[Exercise materials]:

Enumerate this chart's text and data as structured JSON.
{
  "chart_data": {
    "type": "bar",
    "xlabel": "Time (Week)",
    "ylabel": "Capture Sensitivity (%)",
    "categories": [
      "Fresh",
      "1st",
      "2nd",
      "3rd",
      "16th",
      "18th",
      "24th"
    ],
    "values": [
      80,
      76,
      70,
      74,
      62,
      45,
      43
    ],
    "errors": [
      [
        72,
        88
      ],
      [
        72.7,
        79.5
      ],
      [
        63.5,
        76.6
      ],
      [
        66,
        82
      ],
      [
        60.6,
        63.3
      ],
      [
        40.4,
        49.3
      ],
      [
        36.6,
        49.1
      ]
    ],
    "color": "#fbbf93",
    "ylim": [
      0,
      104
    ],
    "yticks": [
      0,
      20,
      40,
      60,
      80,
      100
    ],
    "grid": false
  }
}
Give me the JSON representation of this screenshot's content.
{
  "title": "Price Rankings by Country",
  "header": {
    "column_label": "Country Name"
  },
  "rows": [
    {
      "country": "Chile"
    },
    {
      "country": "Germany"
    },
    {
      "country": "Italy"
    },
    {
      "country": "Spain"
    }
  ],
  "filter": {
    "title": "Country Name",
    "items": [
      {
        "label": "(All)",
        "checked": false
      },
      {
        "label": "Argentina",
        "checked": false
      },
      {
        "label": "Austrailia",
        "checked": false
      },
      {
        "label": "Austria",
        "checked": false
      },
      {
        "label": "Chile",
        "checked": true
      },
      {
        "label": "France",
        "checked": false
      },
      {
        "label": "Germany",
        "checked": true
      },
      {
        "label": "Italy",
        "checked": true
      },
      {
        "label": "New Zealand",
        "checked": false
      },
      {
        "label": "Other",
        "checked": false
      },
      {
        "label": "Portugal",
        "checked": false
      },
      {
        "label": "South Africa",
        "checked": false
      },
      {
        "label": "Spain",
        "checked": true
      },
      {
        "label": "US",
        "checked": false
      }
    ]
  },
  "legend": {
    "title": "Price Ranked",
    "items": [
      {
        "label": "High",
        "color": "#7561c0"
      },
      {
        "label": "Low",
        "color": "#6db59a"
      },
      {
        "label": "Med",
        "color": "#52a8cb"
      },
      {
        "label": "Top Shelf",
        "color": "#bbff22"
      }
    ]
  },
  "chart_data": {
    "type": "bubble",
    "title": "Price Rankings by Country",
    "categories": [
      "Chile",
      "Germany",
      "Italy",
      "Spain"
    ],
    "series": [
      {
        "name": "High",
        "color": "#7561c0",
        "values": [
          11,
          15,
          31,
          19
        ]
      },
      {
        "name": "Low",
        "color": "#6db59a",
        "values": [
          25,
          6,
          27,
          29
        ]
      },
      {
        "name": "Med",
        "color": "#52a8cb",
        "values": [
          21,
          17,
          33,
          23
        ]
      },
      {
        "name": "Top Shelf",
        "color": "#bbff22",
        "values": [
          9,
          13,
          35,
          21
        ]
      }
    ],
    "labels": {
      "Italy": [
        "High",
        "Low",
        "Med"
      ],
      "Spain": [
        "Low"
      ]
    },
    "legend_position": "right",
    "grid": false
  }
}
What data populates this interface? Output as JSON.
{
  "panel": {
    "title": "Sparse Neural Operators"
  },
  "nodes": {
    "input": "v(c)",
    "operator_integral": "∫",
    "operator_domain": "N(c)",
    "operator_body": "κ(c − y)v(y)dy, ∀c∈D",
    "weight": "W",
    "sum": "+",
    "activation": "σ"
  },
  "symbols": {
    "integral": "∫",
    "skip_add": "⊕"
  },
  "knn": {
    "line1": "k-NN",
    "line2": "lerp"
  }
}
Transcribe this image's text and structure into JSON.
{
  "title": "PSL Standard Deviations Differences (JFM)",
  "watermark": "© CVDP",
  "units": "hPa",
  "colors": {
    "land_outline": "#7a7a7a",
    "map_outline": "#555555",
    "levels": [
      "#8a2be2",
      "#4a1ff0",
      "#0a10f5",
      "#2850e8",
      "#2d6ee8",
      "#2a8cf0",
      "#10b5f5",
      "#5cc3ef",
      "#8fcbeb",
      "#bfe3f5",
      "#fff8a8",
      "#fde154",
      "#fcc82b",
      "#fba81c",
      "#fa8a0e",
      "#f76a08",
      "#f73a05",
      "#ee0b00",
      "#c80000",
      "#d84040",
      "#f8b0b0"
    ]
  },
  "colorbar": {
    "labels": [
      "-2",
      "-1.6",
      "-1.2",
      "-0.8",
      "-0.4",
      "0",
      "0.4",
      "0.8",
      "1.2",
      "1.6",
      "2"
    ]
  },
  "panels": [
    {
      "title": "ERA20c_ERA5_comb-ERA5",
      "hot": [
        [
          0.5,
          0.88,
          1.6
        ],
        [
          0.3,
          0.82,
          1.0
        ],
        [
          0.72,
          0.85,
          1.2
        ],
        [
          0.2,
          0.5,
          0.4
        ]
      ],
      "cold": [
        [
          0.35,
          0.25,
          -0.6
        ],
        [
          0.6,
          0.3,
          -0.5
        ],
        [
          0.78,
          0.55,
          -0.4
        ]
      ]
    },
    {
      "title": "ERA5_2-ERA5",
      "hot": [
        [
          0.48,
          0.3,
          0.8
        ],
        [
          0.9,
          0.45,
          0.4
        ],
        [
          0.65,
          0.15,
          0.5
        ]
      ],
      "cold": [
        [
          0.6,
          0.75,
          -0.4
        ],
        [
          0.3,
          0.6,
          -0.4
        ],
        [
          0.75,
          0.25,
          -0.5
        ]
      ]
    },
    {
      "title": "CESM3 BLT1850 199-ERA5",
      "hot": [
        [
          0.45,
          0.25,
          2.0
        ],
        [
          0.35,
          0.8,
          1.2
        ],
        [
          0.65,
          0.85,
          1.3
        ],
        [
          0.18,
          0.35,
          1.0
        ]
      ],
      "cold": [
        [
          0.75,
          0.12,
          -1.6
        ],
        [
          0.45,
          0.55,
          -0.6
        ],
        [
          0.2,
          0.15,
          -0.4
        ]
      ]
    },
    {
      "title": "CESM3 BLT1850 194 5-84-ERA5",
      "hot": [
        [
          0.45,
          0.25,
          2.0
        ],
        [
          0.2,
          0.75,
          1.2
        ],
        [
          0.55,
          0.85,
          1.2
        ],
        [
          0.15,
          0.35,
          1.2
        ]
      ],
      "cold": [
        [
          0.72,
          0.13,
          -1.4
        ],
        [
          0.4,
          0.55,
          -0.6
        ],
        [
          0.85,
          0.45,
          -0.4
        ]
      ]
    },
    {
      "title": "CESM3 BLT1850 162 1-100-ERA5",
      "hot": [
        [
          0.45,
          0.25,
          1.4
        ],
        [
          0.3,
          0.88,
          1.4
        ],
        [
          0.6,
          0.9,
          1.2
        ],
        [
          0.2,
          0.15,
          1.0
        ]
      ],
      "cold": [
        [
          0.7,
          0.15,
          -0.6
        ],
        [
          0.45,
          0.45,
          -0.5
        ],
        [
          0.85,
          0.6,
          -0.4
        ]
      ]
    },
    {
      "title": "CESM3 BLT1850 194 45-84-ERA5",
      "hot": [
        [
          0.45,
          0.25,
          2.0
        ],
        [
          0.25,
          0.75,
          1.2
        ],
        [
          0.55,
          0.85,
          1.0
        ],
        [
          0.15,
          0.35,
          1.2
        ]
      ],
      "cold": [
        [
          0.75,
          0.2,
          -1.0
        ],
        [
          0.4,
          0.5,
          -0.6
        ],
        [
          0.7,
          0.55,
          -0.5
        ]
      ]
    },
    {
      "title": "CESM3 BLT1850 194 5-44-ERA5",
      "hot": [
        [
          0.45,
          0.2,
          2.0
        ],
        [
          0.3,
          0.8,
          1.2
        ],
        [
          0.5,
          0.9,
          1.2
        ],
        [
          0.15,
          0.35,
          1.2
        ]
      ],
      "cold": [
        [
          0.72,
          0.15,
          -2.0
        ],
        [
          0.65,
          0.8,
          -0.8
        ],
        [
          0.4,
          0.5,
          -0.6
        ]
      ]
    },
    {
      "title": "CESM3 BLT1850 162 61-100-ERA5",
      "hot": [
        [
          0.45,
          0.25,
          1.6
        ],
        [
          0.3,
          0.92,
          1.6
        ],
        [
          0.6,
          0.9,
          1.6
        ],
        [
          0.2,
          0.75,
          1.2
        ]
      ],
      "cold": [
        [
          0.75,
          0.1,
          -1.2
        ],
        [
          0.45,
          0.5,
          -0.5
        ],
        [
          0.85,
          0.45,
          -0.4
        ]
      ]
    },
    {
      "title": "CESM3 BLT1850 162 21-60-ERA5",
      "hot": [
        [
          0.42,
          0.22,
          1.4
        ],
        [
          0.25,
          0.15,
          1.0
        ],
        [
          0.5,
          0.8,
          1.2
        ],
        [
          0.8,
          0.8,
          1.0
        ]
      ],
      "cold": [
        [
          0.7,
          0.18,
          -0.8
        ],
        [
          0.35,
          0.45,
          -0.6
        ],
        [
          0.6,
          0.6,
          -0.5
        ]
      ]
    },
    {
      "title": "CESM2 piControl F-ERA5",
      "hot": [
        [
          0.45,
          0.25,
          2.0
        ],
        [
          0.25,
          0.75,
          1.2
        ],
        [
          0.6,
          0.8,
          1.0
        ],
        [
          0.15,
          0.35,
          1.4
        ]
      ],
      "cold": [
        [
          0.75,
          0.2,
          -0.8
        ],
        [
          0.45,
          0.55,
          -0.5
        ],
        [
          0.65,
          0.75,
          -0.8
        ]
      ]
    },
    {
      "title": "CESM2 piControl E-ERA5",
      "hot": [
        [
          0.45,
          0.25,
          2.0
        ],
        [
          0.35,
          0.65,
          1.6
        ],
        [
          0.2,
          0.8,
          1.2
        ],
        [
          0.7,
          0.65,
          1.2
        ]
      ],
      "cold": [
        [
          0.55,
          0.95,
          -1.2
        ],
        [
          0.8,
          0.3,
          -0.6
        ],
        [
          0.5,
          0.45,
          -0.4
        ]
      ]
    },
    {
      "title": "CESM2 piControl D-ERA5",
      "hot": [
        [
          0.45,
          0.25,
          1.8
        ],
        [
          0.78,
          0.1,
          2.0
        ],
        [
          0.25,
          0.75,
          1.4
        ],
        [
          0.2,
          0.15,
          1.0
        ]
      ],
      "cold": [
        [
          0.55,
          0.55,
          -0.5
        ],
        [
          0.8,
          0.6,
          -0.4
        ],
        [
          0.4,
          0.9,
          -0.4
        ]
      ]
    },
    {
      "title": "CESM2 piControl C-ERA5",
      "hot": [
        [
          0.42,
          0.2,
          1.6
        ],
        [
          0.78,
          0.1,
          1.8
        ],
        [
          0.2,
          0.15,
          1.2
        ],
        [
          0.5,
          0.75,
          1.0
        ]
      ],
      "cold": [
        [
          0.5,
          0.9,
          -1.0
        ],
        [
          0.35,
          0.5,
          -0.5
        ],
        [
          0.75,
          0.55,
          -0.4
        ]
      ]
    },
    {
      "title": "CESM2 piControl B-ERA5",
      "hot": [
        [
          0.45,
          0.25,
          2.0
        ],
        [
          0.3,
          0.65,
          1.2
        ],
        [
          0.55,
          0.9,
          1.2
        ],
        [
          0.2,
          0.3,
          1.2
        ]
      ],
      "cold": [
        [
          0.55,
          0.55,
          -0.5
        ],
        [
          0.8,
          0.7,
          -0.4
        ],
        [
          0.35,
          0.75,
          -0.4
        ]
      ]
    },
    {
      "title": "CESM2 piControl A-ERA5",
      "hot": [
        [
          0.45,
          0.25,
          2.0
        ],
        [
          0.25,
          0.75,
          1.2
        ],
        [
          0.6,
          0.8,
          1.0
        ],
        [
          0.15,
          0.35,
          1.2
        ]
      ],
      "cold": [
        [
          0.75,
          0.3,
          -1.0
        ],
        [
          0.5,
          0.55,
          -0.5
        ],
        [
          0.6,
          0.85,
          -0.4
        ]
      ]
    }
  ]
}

[Brief]: Copy each line of the listing in which the word "Rankings" can be found.

[Finished exercise]:
  "title": "Price Rankings by Country",
    "title": "Price Rankings by Country",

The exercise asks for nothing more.